● **AIM OF THE EXERCISE**
Output each line of the listing below as one string in a JSON list, skipping blank lines and leaving out the pictures.
■ ■ ■ ■
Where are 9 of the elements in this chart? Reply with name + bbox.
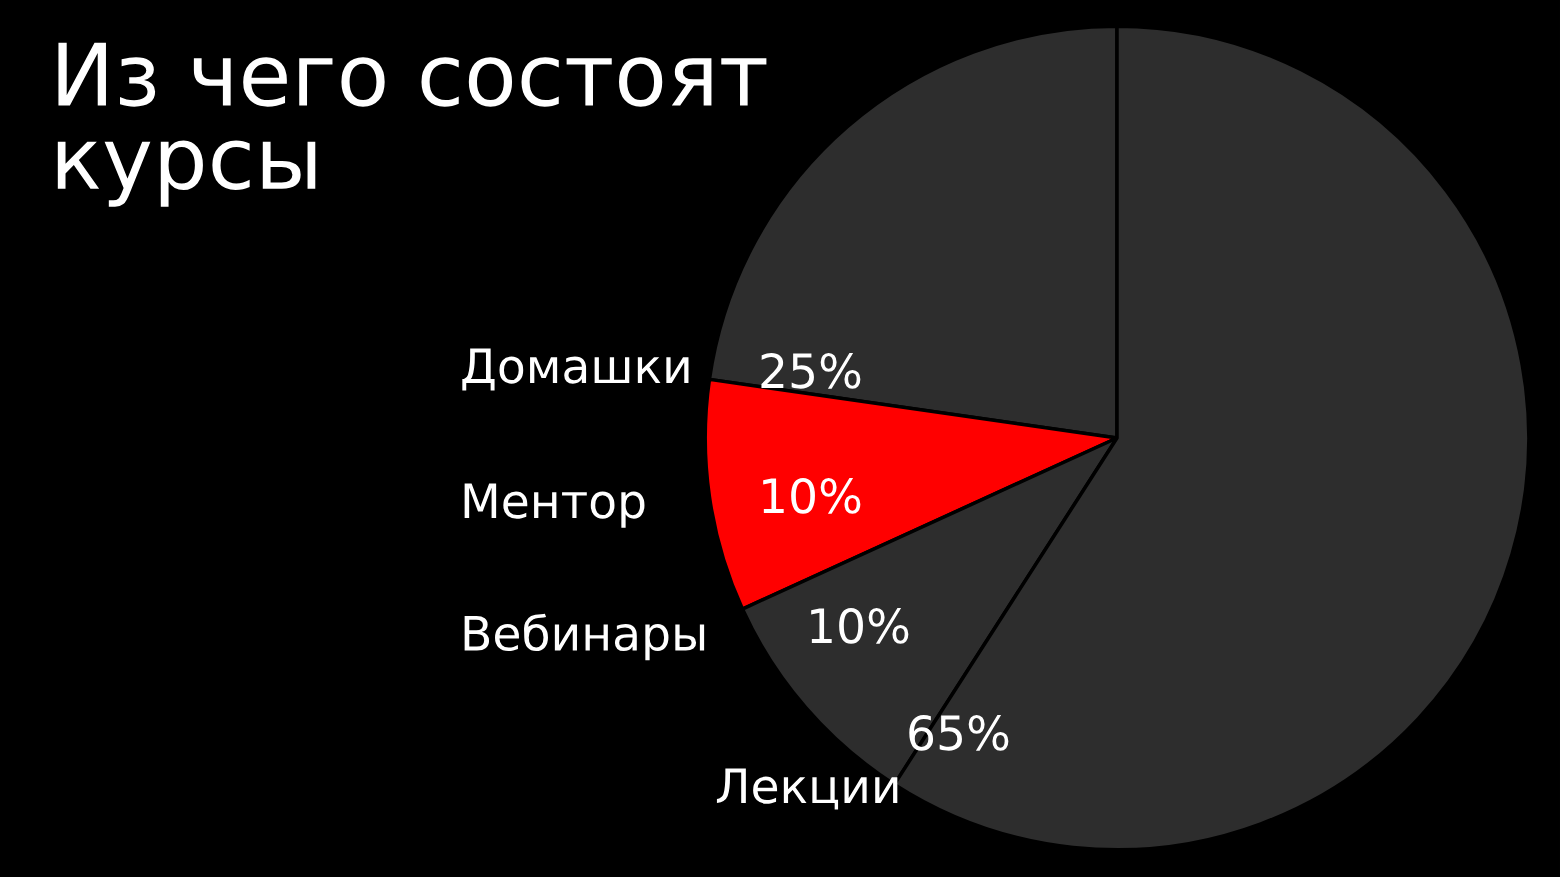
text: Из чего состоят курсы bbox=[57, 42, 767, 207]
slice-label: Вебинары bbox=[464, 613, 705, 661]
data-label: 10% bbox=[811, 607, 909, 644]
data-label: 65% bbox=[909, 714, 1009, 751]
data-label: 25% bbox=[761, 352, 861, 389]
slice-label: Ментор bbox=[464, 483, 645, 528]
data-label: 10% bbox=[763, 477, 861, 514]
slice-label: Лекции bbox=[716, 768, 898, 810]
slice-label: Домашки bbox=[462, 348, 689, 391]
■ ■ ■ ■
● **RESULT FOR THIS TASK**
[
  "Where are 9 of the elements in this chart? Reply with name + bbox.",
  "text: Из чего состоят курсы bbox=[57, 42, 767, 207]",
  "slice-label: Вебинары bbox=[464, 613, 705, 661]",
  "data-label: 10% bbox=[811, 607, 909, 644]",
  "data-label: 65% bbox=[909, 714, 1009, 751]",
  "data-label: 25% bbox=[761, 352, 861, 389]",
  "slice-label: Ментор bbox=[464, 483, 645, 528]",
  "data-label: 10% bbox=[763, 477, 861, 514]",
  "slice-label: Лекции bbox=[716, 768, 898, 810]",
  "slice-label: Домашки bbox=[462, 348, 689, 391]"
]